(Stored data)
↓

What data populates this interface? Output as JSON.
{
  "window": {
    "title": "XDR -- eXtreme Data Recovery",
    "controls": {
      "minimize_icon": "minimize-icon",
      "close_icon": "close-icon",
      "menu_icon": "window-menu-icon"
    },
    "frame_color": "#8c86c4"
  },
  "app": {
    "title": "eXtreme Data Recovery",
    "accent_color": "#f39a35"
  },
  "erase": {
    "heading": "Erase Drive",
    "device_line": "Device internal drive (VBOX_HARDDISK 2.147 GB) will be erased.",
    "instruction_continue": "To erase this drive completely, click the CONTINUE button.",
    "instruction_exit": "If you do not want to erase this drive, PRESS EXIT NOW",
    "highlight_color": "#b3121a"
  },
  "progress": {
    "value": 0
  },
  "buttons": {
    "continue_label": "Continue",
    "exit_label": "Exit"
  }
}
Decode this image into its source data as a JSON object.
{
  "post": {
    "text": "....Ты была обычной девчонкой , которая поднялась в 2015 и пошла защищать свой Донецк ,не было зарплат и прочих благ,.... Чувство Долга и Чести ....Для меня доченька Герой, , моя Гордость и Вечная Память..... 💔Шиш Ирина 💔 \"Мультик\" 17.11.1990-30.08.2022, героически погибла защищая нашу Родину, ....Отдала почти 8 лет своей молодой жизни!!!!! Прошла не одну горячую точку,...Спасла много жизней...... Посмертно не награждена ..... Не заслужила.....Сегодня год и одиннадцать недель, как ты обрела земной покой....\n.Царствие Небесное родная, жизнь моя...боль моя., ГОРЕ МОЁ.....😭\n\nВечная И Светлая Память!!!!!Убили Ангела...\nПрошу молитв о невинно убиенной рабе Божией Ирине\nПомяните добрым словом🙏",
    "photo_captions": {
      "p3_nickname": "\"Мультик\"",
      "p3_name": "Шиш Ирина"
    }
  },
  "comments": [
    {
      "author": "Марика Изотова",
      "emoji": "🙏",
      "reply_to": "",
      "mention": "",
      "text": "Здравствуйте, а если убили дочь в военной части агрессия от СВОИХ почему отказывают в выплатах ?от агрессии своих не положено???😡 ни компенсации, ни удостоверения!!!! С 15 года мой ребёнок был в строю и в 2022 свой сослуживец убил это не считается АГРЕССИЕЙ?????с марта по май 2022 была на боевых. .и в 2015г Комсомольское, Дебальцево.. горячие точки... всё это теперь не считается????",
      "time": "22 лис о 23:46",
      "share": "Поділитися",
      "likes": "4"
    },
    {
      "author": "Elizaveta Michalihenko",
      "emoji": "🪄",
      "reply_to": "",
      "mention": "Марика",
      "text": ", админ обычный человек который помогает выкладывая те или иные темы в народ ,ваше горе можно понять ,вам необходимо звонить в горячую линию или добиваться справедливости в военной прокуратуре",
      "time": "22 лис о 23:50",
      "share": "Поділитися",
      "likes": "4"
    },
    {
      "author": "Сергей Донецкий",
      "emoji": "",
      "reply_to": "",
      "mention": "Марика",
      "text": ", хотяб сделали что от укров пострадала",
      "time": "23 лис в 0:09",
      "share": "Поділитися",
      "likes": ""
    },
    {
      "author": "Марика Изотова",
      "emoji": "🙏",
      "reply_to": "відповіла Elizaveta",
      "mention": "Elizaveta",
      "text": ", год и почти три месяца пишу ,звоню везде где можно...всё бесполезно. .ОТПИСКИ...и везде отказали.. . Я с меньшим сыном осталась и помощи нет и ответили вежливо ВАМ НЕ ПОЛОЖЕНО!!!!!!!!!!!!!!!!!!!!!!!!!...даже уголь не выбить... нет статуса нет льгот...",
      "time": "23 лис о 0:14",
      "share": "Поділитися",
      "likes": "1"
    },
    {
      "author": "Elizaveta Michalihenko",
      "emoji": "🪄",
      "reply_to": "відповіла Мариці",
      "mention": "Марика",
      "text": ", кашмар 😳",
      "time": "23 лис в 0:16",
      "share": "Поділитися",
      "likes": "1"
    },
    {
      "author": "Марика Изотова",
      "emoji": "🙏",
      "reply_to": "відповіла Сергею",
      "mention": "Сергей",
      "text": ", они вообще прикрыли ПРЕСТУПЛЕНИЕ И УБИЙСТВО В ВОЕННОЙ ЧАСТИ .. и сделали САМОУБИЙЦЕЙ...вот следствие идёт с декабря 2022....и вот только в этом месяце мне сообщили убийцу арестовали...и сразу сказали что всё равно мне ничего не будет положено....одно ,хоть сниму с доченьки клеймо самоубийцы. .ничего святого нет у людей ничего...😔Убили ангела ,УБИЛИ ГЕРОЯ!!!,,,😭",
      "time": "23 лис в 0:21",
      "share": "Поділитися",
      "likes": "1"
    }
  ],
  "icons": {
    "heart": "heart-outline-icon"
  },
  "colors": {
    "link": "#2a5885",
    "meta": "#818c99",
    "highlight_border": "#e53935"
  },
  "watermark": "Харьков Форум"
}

↑

# [Task instructions]
Show all lines above holding "time".

# [Response to the task]
      "time": "22 лис о 23:46",
      "time": "22 лис о 23:50",
      "time": "23 лис в 0:09",
      "time": "23 лис о 0:14",
      "time": "23 лис в 0:16",
      "time": "23 лис в 0:21",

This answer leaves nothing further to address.